### WHAT TO WORK ON
Transcribe the lines below verbatim, skipping the images.

Entries from a dataset:
------------------------------------------------------------------------
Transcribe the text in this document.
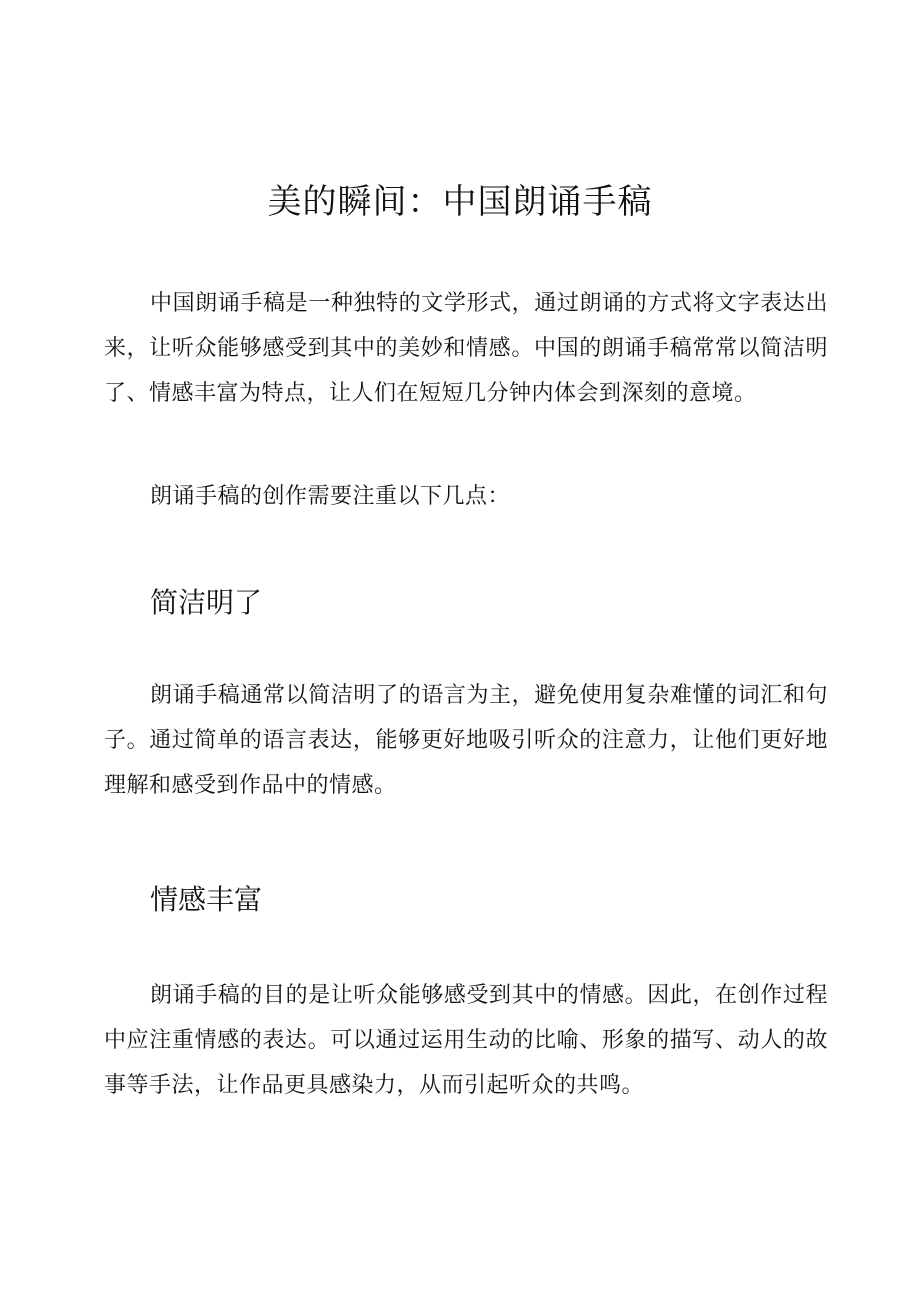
美的瞬间：中国朗诵手稿

中国朗诵手稿是一种独特的文学形式，通过朗诵的方式将文字表达出来，让听众能够感受到其中的美妙和情感。中国的朗诵手稿常常以简洁明了、情感丰富为特点，让人们在短短几分钟内体会到深刻的意境。

朗诵手稿的创作需要注重以下几点：

简洁明了

朗诵手稿通常以简洁明了的语言为主，避免使用复杂难懂的词汇和句子。通过简单的语言表达，能够更好地吸引听众的注意力，让他们更好地理解和感受到作品中的情感。

情感丰富

朗诵手稿的目的是让听众能够感受到其中的情感。因此，在创作过程中应注重情感的表达。可以通过运用生动的比喻、形象的描写、动人的故事等手法，让作品更具感染力，从而引起听众的共鸣。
------------------------------------------------------------------------
### ANSWER FOR THE TASK
Transcribe the text in this document.
美的瞬间：中国朗诵手稿

中国朗诵手稿是一种独特的文学形式，通过朗诵的方式将文字表达出来，让听众能够感受到其中的美妙和情感。中国的朗诵手稿常常以简洁明了、情感丰富为特点，让人们在短短几分钟内体会到深刻的意境。

朗诵手稿的创作需要注重以下几点：

简洁明了

朗诵手稿通常以简洁明了的语言为主，避免使用复杂难懂的词汇和句子。通过简单的语言表达，能够更好地吸引听众的注意力，让他们更好地理解和感受到作品中的情感。

情感丰富

朗诵手稿的目的是让听众能够感受到其中的情感。因此，在创作过程中应注重情感的表达。可以通过运用生动的比喻、形象的描写、动人的故事等手法，让作品更具感染力，从而引起听众的共鸣。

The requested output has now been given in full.